**Exercise instructions:** Only the number is needed: how many lines contain the word "autre"?

+++ Information supplied +++

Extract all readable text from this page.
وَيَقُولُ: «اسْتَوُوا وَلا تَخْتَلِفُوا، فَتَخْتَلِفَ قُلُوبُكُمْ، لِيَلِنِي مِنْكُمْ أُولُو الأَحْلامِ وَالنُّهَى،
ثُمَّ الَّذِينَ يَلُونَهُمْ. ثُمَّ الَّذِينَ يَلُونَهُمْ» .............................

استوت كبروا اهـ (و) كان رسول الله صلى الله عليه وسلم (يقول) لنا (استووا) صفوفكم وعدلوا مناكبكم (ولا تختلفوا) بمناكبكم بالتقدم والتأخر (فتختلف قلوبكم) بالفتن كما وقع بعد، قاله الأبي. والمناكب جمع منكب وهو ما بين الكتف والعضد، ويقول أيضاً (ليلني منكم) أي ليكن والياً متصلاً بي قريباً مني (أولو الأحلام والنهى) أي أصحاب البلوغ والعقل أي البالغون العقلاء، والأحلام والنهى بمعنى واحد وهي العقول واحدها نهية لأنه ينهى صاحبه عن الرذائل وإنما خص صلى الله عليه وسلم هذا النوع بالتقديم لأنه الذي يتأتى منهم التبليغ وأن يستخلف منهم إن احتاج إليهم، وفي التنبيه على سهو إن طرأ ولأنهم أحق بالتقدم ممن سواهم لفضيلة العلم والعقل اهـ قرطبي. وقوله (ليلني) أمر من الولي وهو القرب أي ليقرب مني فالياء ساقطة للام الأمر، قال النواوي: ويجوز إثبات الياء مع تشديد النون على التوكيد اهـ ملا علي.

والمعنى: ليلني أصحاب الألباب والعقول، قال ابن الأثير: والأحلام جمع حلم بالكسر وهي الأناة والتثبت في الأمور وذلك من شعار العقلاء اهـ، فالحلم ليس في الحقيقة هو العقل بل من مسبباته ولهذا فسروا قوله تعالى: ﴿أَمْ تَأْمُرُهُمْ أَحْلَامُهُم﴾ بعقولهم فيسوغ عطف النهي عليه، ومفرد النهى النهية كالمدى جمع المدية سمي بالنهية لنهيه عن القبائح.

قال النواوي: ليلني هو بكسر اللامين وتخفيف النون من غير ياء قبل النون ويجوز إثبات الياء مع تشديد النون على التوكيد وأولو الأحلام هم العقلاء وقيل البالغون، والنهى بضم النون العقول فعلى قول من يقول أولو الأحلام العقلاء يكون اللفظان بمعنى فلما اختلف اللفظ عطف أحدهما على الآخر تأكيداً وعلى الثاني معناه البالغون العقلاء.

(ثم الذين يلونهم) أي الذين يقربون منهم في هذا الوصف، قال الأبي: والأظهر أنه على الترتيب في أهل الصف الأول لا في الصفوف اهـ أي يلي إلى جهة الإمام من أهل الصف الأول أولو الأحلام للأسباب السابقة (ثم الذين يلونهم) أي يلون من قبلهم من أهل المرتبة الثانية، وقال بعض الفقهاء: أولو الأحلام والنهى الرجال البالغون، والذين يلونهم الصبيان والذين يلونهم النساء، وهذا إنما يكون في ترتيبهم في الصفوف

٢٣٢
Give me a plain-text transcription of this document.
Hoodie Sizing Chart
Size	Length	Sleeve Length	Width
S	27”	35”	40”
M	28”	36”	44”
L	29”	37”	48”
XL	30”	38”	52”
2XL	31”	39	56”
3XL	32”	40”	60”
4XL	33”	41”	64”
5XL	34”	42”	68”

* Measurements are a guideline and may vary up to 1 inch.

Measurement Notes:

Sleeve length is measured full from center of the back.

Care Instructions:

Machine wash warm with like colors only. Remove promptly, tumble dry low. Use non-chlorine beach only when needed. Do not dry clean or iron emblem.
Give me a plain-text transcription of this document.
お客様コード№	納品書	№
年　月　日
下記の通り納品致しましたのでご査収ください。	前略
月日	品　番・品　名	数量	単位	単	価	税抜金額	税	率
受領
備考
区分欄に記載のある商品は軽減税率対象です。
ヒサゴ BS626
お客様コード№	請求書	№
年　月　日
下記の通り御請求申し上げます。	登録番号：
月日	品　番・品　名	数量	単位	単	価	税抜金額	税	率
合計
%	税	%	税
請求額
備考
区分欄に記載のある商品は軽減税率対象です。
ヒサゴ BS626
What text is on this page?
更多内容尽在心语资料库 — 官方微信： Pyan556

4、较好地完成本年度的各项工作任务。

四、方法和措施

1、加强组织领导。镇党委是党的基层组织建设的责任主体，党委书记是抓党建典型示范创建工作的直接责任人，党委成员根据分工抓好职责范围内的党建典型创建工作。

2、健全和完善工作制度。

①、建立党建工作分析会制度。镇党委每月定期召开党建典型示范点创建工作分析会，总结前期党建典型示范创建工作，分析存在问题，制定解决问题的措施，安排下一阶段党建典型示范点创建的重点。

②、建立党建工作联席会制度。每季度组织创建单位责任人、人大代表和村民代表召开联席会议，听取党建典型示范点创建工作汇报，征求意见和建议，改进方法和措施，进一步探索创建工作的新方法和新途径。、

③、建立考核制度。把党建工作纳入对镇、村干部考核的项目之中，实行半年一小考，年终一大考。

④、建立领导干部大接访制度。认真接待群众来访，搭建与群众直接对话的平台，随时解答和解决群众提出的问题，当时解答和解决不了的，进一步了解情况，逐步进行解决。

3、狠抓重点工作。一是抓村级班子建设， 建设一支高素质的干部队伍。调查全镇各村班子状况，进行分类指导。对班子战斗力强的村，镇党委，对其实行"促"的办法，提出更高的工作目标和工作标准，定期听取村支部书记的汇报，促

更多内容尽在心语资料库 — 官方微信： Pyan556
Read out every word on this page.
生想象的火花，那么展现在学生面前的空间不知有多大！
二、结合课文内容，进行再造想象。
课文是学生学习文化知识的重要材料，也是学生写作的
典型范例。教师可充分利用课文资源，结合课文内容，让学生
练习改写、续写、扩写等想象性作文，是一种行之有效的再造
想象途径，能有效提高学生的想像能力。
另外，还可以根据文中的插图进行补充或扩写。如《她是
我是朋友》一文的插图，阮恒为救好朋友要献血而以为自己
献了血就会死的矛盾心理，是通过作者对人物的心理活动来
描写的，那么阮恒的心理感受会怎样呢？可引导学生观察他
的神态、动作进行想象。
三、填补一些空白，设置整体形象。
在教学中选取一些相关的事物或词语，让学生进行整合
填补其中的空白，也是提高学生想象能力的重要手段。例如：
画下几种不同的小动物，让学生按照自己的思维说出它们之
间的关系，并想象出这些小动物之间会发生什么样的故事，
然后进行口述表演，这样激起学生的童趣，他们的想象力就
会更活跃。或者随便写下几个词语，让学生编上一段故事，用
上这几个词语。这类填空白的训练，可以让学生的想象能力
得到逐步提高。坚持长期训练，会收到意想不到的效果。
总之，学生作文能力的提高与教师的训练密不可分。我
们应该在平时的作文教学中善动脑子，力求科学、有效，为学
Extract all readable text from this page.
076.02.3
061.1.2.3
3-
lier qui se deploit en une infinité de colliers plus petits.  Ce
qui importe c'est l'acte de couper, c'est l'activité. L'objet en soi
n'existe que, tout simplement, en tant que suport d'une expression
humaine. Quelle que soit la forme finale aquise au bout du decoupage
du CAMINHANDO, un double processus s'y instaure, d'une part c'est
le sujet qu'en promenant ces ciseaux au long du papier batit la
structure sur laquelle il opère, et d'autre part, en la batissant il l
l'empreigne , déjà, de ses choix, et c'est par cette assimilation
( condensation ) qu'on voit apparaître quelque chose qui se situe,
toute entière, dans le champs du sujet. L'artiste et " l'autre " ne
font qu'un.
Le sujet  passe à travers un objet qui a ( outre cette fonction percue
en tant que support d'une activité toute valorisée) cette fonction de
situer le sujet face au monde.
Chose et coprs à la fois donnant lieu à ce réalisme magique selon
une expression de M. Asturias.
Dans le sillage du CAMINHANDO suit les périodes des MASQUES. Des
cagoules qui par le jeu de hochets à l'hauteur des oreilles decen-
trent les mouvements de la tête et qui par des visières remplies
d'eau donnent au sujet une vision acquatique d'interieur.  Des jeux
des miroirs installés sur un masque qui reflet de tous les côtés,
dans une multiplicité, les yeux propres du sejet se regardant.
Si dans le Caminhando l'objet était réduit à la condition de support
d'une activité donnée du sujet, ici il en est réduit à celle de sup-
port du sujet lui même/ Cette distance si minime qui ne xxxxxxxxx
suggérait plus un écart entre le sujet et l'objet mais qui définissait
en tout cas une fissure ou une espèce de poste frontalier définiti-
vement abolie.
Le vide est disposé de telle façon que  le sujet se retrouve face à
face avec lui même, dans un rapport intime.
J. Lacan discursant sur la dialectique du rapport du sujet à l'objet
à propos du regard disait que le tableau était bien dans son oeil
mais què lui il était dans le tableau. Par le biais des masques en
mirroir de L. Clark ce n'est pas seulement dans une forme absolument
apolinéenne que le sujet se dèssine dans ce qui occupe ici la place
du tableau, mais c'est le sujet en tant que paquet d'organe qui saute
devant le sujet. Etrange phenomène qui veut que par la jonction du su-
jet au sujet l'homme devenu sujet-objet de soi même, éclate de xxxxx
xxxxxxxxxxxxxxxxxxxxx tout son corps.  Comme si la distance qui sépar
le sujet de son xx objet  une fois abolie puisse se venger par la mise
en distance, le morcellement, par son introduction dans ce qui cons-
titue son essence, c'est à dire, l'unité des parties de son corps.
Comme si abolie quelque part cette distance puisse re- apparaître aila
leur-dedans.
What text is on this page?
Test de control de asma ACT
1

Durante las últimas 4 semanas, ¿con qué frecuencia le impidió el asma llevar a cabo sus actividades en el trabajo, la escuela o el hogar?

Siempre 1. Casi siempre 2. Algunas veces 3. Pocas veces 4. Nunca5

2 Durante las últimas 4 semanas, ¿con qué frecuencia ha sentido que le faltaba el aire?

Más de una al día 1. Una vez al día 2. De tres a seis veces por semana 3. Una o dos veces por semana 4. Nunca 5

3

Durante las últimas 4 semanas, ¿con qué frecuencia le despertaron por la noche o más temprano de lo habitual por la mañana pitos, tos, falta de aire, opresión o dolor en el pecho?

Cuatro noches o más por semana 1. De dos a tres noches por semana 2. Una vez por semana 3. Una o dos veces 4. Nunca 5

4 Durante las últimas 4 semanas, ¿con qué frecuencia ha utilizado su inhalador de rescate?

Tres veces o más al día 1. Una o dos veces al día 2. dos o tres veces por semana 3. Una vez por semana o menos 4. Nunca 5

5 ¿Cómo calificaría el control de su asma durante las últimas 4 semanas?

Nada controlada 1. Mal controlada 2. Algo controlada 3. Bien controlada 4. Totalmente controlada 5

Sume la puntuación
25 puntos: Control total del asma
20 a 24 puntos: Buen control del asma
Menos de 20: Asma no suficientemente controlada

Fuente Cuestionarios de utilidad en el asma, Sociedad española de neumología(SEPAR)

+++

**Result of this task:** 2